• _DIRECTIONS_:
Write out each line that follows exactly as it stands, without the pictures.

# START OF ROWS

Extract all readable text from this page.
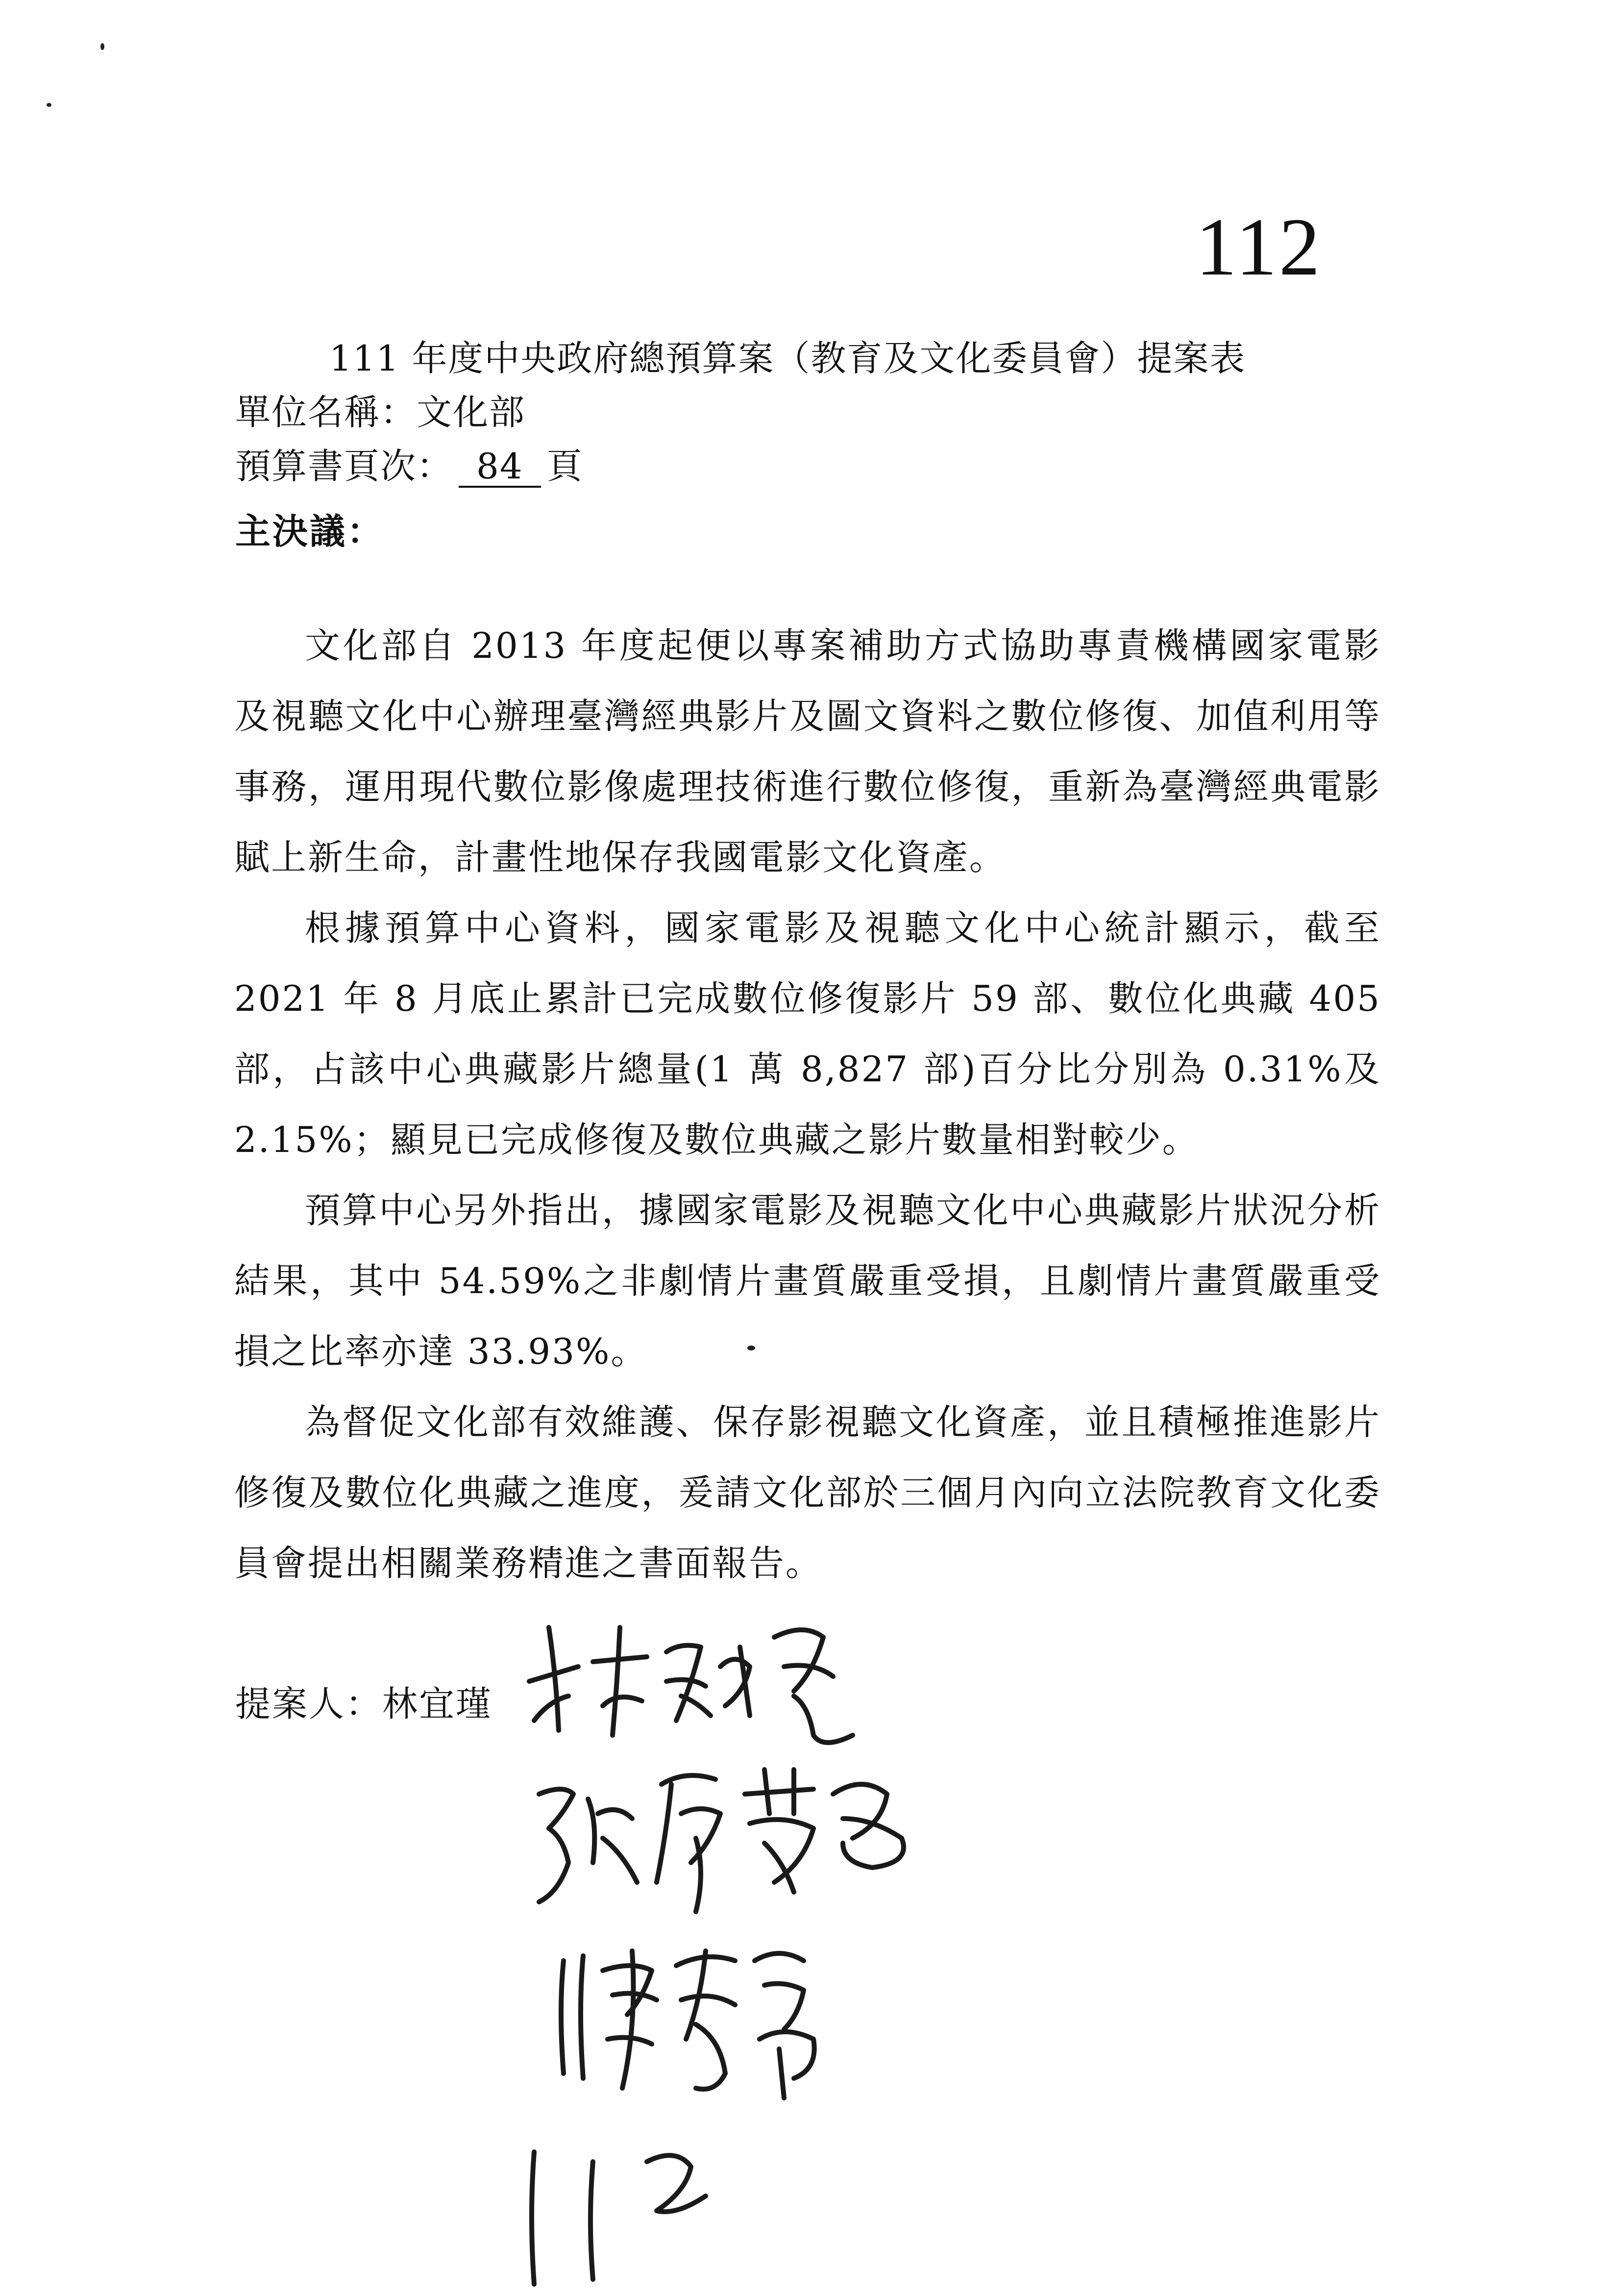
112
111 年度中央政府總預算案（教育及文化委員會）提案表
單位名稱：文化部
預算書頁次： 84 頁
主決議：

文化部自 2013 年度起便以專案補助方式協助專責機構國家電影及視聽文化中心辦理臺灣經典影片及圖文資料之數位修復、加值利用等事務，運用現代數位影像處理技術進行數位修復，重新為臺灣經典電影賦上新生命，計畫性地保存我國電影文化資產。

根據預算中心資料，國家電影及視聽文化中心統計顯示，截至 2021 年 8 月底止累計已完成數位修復影片 59 部、數位化典藏 405 部，占該中心典藏影片總量(1 萬 8,827 部)百分比分別為 0.31%及 2.15%；顯見已完成修復及數位典藏之影片數量相對較少。

預算中心另外指出，據國家電影及視聽文化中心典藏影片狀況分析結果，其中 54.59%之非劇情片畫質嚴重受損，且劇情片畫質嚴重受損之比率亦達 33.93%。

為督促文化部有效維護、保存影視聽文化資產，並且積極推進影片修復及數位化典藏之進度，爰請文化部於三個月內向立法院教育文化委員會提出相關業務精進之書面報告。

提案人：林宜瑾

# END OF ROWS

• _RESULT OF THIS EXERCISE_:
Extract all readable text from this page.
112
111 年度中央政府總預算案（教育及文化委員會）提案表
單位名稱：文化部
預算書頁次： 84 頁
主決議：

文化部自 2013 年度起便以專案補助方式協助專責機構國家電影及視聽文化中心辦理臺灣經典影片及圖文資料之數位修復、加值利用等事務，運用現代數位影像處理技術進行數位修復，重新為臺灣經典電影賦上新生命，計畫性地保存我國電影文化資產。

根據預算中心資料，國家電影及視聽文化中心統計顯示，截至 2021 年 8 月底止累計已完成數位修復影片 59 部、數位化典藏 405 部，占該中心典藏影片總量(1 萬 8,827 部)百分比分別為 0.31%及 2.15%；顯見已完成修復及數位典藏之影片數量相對較少。

預算中心另外指出，據國家電影及視聽文化中心典藏影片狀況分析結果，其中 54.59%之非劇情片畫質嚴重受損，且劇情片畫質嚴重受損之比率亦達 33.93%。

為督促文化部有效維護、保存影視聽文化資產，並且積極推進影片修復及數位化典藏之進度，爰請文化部於三個月內向立法院教育文化委員會提出相關業務精進之書面報告。

提案人：林宜瑾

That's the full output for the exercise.